▶ _Data records_
____________

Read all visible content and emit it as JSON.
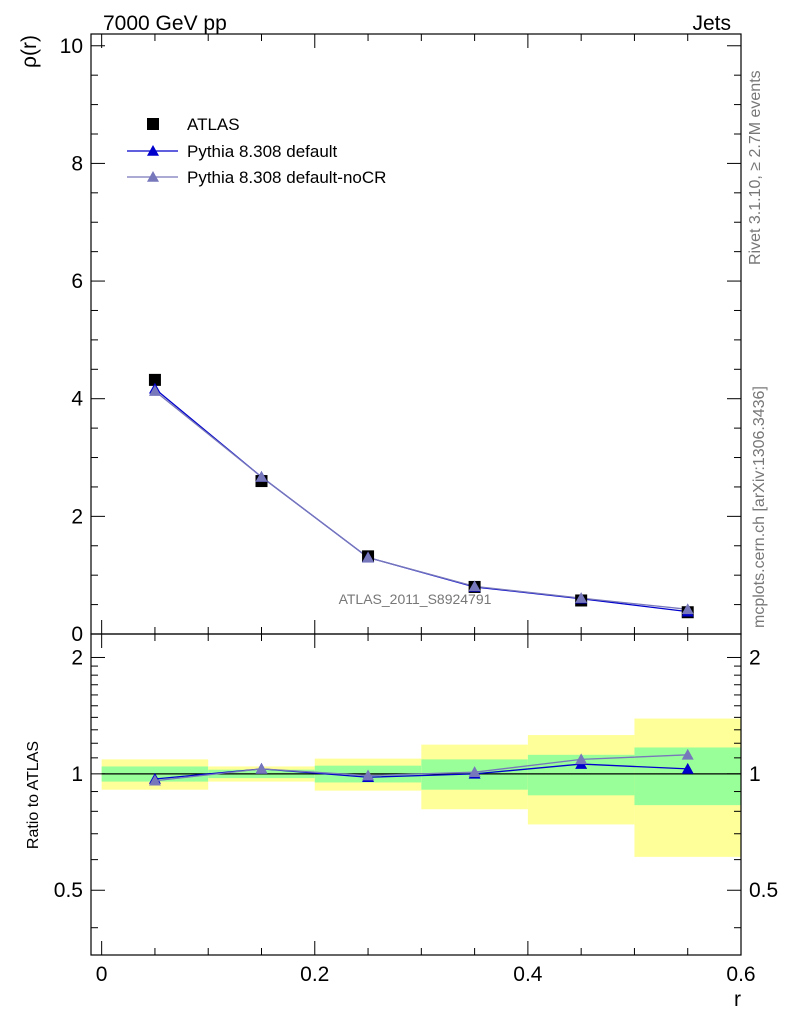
{
  "header": {
    "left": "7000 GeV pp",
    "right": "Jets"
  },
  "side_text": {
    "top": "Rivet 3.1.10, ≥ 2.7M events",
    "bottom": "mcplots.cern.ch [arXiv:1306.3436]"
  },
  "analysis_label": "ATLAS_2011_S8924791",
  "colors": {
    "data": "#000000",
    "default": "#0000cc",
    "noCR": "#7777bb",
    "band_inner": "#99ff99",
    "band_outer": "#ffff99"
  },
  "chart_data": [
    {
      "type": "line",
      "panel": "main",
      "ylabel": "ρ(r)",
      "xlim": [
        -0.01,
        0.6
      ],
      "ylim": [
        0,
        10.2
      ],
      "y_ticks": [
        0,
        2,
        4,
        6,
        8,
        10
      ],
      "y_tick_labels": [
        "0",
        "2",
        "4",
        "6",
        "8",
        "10"
      ],
      "legend_position": "top-left",
      "x": [
        0.05,
        0.15,
        0.25,
        0.35,
        0.45,
        0.55
      ],
      "series": [
        {
          "name": "ATLAS",
          "marker": "square",
          "values": [
            4.32,
            2.6,
            1.32,
            0.8,
            0.57,
            0.37
          ]
        },
        {
          "name": "Pythia 8.308 default",
          "marker": "triangle",
          "values": [
            4.17,
            2.67,
            1.3,
            0.8,
            0.6,
            0.38
          ]
        },
        {
          "name": "Pythia 8.308 default-noCR",
          "marker": "triangle",
          "values": [
            4.13,
            2.67,
            1.3,
            0.81,
            0.61,
            0.42
          ]
        }
      ]
    },
    {
      "type": "line",
      "panel": "ratio",
      "xlabel": "r",
      "ylabel": "Ratio to ATLAS",
      "xlim": [
        -0.01,
        0.6
      ],
      "ylim": [
        0.34,
        2.3
      ],
      "x_ticks": [
        0,
        0.2,
        0.4,
        0.6
      ],
      "x_tick_labels": [
        "0",
        "0.2",
        "0.4",
        "0.6"
      ],
      "y_ticks": [
        0.5,
        1,
        2
      ],
      "y_tick_labels": [
        "0.5",
        "1",
        "2"
      ],
      "bands": [
        {
          "xlo": 0.0,
          "xhi": 0.1,
          "inner": [
            0.955,
            1.045
          ],
          "outer": [
            0.91,
            1.09
          ]
        },
        {
          "xlo": 0.1,
          "xhi": 0.2,
          "inner": [
            0.975,
            1.025
          ],
          "outer": [
            0.955,
            1.045
          ]
        },
        {
          "xlo": 0.2,
          "xhi": 0.3,
          "inner": [
            0.95,
            1.05
          ],
          "outer": [
            0.905,
            1.095
          ]
        },
        {
          "xlo": 0.3,
          "xhi": 0.4,
          "inner": [
            0.91,
            1.09
          ],
          "outer": [
            0.81,
            1.19
          ]
        },
        {
          "xlo": 0.4,
          "xhi": 0.5,
          "inner": [
            0.88,
            1.12
          ],
          "outer": [
            0.74,
            1.26
          ]
        },
        {
          "xlo": 0.5,
          "xhi": 0.6,
          "inner": [
            0.83,
            1.17
          ],
          "outer": [
            0.61,
            1.39
          ]
        }
      ],
      "x": [
        0.05,
        0.15,
        0.25,
        0.35,
        0.45,
        0.55
      ],
      "series": [
        {
          "name": "Pythia 8.308 default",
          "values": [
            0.97,
            1.03,
            0.98,
            1.0,
            1.06,
            1.03
          ]
        },
        {
          "name": "Pythia 8.308 default-noCR",
          "values": [
            0.96,
            1.03,
            0.99,
            1.01,
            1.09,
            1.12
          ]
        }
      ]
    }
  ]
}
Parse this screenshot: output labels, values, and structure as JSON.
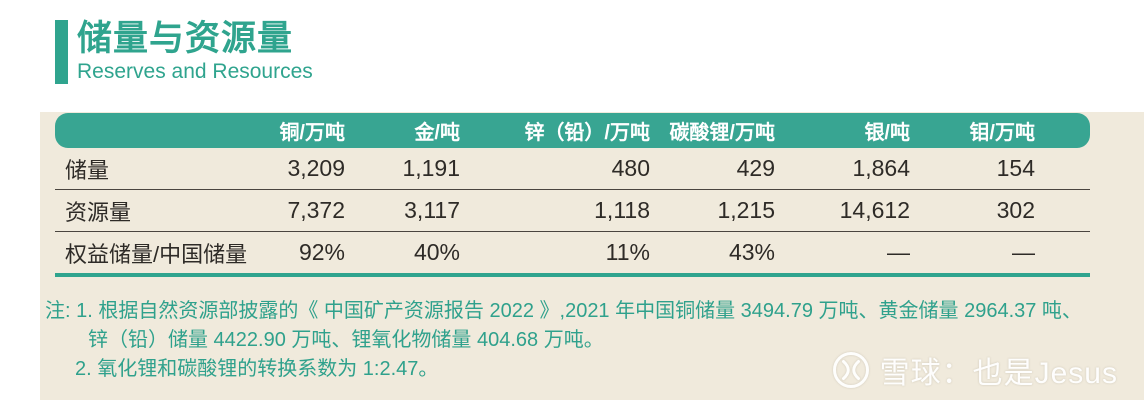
{
  "page": {
    "title_cn": "储量与资源量",
    "title_en": "Reserves and Resources"
  },
  "colors": {
    "accent_teal": "#2fa48e",
    "header_bg": "#38a592",
    "panel_beige": "#f0eadc",
    "table_text": "#2e2b27",
    "row_divider": "#4a453f"
  },
  "table": {
    "columns": [
      "",
      "铜/万吨",
      "金/吨",
      "锌（铅）/万吨",
      "碳酸锂/万吨",
      "银/吨",
      "钼/万吨"
    ],
    "rows": [
      {
        "label": "储量",
        "values": [
          "3,209",
          "1,191",
          "480",
          "429",
          "1,864",
          "154"
        ]
      },
      {
        "label": "资源量",
        "values": [
          "7,372",
          "3,117",
          "1,118",
          "1,215",
          "14,612",
          "302"
        ]
      },
      {
        "label": "权益储量/中国储量",
        "values": [
          "92%",
          "40%",
          "11%",
          "43%",
          "—",
          "—"
        ]
      }
    ]
  },
  "notes": {
    "lines": [
      "注: 1. 根据自然资源部披露的《 中国矿产资源报告 2022 》,2021 年中国铜储量 3494.79 万吨、黄金储量 2964.37 吨、",
      "锌（铅）储量 4422.90 万吨、锂氧化物储量 404.68 万吨。",
      "2. 氧化锂和碳酸锂的转换系数为 1:2.47。"
    ]
  },
  "watermark": {
    "text": "雪球：也是Jesus",
    "logo": "xueqiu-logo"
  }
}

____________

▶ _DESCRIPTION OF THE TASK_
Repeat each record exactly as shown above, dropping all images.

▶ _REPLY_
Read all visible content and emit it as JSON.
{
  "header": {
    "left": "7000 GeV pp",
    "right": "Jets"
  },
  "side_text": {
    "top": "Rivet 3.1.10, ≥ 2.7M events",
    "bottom": "mcplots.cern.ch [arXiv:1306.3436]"
  },
  "analysis_label": "ATLAS_2011_S8924791",
  "colors": {
    "data": "#000000",
    "default": "#0000cc",
    "noCR": "#7777bb",
    "band_inner": "#99ff99",
    "band_outer": "#ffff99"
  },
  "chart_data": [
    {
      "type": "line",
      "panel": "main",
      "ylabel": "ρ(r)",
      "xlim": [
        -0.01,
        0.6
      ],
      "ylim": [
        0,
        10.2
      ],
      "y_ticks": [
        0,
        2,
        4,
        6,
        8,
        10
      ],
      "y_tick_labels": [
        "0",
        "2",
        "4",
        "6",
        "8",
        "10"
      ],
      "legend_position": "top-left",
      "x": [
        0.05,
        0.15,
        0.25,
        0.35,
        0.45,
        0.55
      ],
      "series": [
        {
          "name": "ATLAS",
          "marker": "square",
          "values": [
            4.32,
            2.6,
            1.32,
            0.8,
            0.57,
            0.37
          ]
        },
        {
          "name": "Pythia 8.308 default",
          "marker": "triangle",
          "values": [
            4.17,
            2.67,
            1.3,
            0.8,
            0.6,
            0.38
          ]
        },
        {
          "name": "Pythia 8.308 default-noCR",
          "marker": "triangle",
          "values": [
            4.13,
            2.67,
            1.3,
            0.81,
            0.61,
            0.42
          ]
        }
      ]
    },
    {
      "type": "line",
      "panel": "ratio",
      "xlabel": "r",
      "ylabel": "Ratio to ATLAS",
      "xlim": [
        -0.01,
        0.6
      ],
      "ylim": [
        0.34,
        2.3
      ],
      "x_ticks": [
        0,
        0.2,
        0.4,
        0.6
      ],
      "x_tick_labels": [
        "0",
        "0.2",
        "0.4",
        "0.6"
      ],
      "y_ticks": [
        0.5,
        1,
        2
      ],
      "y_tick_labels": [
        "0.5",
        "1",
        "2"
      ],
      "bands": [
        {
          "xlo": 0.0,
          "xhi": 0.1,
          "inner": [
            0.955,
            1.045
          ],
          "outer": [
            0.91,
            1.09
          ]
        },
        {
          "xlo": 0.1,
          "xhi": 0.2,
          "inner": [
            0.975,
            1.025
          ],
          "outer": [
            0.955,
            1.045
          ]
        },
        {
          "xlo": 0.2,
          "xhi": 0.3,
          "inner": [
            0.95,
            1.05
          ],
          "outer": [
            0.905,
            1.095
          ]
        },
        {
          "xlo": 0.3,
          "xhi": 0.4,
          "inner": [
            0.91,
            1.09
          ],
          "outer": [
            0.81,
            1.19
          ]
        },
        {
          "xlo": 0.4,
          "xhi": 0.5,
          "inner": [
            0.88,
            1.12
          ],
          "outer": [
            0.74,
            1.26
          ]
        },
        {
          "xlo": 0.5,
          "xhi": 0.6,
          "inner": [
            0.83,
            1.17
          ],
          "outer": [
            0.61,
            1.39
          ]
        }
      ],
      "x": [
        0.05,
        0.15,
        0.25,
        0.35,
        0.45,
        0.55
      ],
      "series": [
        {
          "name": "Pythia 8.308 default",
          "values": [
            0.97,
            1.03,
            0.98,
            1.0,
            1.06,
            1.03
          ]
        },
        {
          "name": "Pythia 8.308 default-noCR",
          "values": [
            0.96,
            1.03,
            0.99,
            1.01,
            1.09,
            1.12
          ]
        }
      ]
    }
  ]
}
Parse this screenshot: output labels, values, and structure as JSON.
{
  "page": {
    "title_cn": "储量与资源量",
    "title_en": "Reserves and Resources"
  },
  "colors": {
    "accent_teal": "#2fa48e",
    "header_bg": "#38a592",
    "panel_beige": "#f0eadc",
    "table_text": "#2e2b27",
    "row_divider": "#4a453f"
  },
  "table": {
    "columns": [
      "",
      "铜/万吨",
      "金/吨",
      "锌（铅）/万吨",
      "碳酸锂/万吨",
      "银/吨",
      "钼/万吨"
    ],
    "rows": [
      {
        "label": "储量",
        "values": [
          "3,209",
          "1,191",
          "480",
          "429",
          "1,864",
          "154"
        ]
      },
      {
        "label": "资源量",
        "values": [
          "7,372",
          "3,117",
          "1,118",
          "1,215",
          "14,612",
          "302"
        ]
      },
      {
        "label": "权益储量/中国储量",
        "values": [
          "92%",
          "40%",
          "11%",
          "43%",
          "—",
          "—"
        ]
      }
    ]
  },
  "notes": {
    "lines": [
      "注: 1. 根据自然资源部披露的《 中国矿产资源报告 2022 》,2021 年中国铜储量 3494.79 万吨、黄金储量 2964.37 吨、",
      "锌（铅）储量 4422.90 万吨、锂氧化物储量 404.68 万吨。",
      "2. 氧化锂和碳酸锂的转换系数为 1:2.47。"
    ]
  },
  "watermark": {
    "text": "雪球：也是Jesus",
    "logo": "xueqiu-logo"
  }
}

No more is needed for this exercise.